►
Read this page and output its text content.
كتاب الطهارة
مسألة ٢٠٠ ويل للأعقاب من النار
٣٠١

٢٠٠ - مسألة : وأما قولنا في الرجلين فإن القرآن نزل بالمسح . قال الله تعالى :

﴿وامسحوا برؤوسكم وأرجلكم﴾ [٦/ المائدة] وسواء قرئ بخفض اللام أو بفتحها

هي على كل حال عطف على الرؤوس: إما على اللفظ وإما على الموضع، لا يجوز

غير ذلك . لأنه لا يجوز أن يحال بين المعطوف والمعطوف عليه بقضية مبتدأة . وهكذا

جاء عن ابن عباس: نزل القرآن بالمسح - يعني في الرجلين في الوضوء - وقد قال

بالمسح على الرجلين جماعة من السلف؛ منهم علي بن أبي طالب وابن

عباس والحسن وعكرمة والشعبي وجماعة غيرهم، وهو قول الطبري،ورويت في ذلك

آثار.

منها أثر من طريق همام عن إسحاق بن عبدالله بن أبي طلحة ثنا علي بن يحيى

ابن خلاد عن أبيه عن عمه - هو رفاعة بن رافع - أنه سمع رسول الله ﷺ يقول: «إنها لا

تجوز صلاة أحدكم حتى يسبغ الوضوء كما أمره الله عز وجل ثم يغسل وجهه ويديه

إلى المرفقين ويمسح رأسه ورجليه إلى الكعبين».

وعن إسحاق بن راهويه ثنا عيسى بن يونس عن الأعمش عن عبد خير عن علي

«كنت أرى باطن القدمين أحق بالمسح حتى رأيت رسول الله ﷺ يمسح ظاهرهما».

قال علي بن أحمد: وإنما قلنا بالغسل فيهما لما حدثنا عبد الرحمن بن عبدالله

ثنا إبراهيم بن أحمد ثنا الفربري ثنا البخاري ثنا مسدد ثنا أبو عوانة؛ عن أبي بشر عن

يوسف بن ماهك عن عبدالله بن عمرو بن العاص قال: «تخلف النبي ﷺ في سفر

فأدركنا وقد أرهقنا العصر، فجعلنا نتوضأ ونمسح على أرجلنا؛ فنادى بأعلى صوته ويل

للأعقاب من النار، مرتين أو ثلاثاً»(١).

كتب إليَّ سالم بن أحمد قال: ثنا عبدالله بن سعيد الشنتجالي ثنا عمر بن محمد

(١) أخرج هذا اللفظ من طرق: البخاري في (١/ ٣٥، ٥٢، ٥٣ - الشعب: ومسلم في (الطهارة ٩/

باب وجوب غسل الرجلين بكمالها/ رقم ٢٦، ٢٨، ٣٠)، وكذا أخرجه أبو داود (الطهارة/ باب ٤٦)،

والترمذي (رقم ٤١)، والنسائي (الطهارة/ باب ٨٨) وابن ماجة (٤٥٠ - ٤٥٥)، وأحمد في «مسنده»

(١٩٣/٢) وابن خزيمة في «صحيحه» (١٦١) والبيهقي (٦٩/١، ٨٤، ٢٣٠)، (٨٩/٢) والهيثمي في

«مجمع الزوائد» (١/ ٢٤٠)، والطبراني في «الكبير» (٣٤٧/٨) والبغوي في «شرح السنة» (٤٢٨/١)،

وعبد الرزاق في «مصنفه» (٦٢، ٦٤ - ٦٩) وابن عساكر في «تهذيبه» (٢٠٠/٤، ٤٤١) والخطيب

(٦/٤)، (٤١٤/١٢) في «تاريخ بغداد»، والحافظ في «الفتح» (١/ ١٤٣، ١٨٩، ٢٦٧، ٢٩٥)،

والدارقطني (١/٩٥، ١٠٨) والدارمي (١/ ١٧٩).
◄
►
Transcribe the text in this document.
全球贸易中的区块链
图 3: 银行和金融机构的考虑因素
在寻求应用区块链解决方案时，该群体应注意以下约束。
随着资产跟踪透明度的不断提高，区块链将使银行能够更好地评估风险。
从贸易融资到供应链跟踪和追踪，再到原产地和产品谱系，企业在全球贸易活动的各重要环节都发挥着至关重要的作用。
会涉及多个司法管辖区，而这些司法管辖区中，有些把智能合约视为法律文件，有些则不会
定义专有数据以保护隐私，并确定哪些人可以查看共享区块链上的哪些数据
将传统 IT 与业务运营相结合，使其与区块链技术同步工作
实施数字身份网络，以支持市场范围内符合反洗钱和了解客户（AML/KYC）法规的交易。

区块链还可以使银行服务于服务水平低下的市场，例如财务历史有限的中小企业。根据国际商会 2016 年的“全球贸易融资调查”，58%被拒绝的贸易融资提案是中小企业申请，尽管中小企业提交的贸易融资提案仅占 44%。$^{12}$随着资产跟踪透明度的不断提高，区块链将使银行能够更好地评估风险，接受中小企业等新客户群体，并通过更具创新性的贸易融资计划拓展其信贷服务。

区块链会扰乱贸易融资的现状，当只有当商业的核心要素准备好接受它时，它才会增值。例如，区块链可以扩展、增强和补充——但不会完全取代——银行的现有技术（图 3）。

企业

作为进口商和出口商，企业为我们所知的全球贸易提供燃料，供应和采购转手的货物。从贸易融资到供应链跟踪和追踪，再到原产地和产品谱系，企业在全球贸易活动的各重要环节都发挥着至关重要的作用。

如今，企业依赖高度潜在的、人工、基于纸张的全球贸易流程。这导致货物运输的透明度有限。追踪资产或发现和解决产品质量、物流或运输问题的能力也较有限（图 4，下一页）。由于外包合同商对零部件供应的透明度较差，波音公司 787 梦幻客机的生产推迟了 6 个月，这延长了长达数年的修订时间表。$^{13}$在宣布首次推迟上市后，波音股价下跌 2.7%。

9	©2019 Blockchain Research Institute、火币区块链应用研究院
◄
SET EXERCISE - Look for lines containing the string "区块链将使银行能够更好地评估风险" and copy them all.

ANSWER TO THIS EXERCISE -
随着资产跟踪透明度的不断提高，区块链将使银行能够更好地评估风险。
区块链还可以使银行服务于服务水平低下的市场，例如财务历史有限的中小企业。根据国际商会 2016 年的“全球贸易融资调查”，58%被拒绝的贸易融资提案是中小企业申请，尽管中小企业提交的贸易融资提案仅占 44%。$^{12}$随着资产跟踪透明度的不断提高，区块链将使银行能够更好地评估风险，接受中小企业等新客户群体，并通过更具创新性的贸易融资计划拓展其信贷服务。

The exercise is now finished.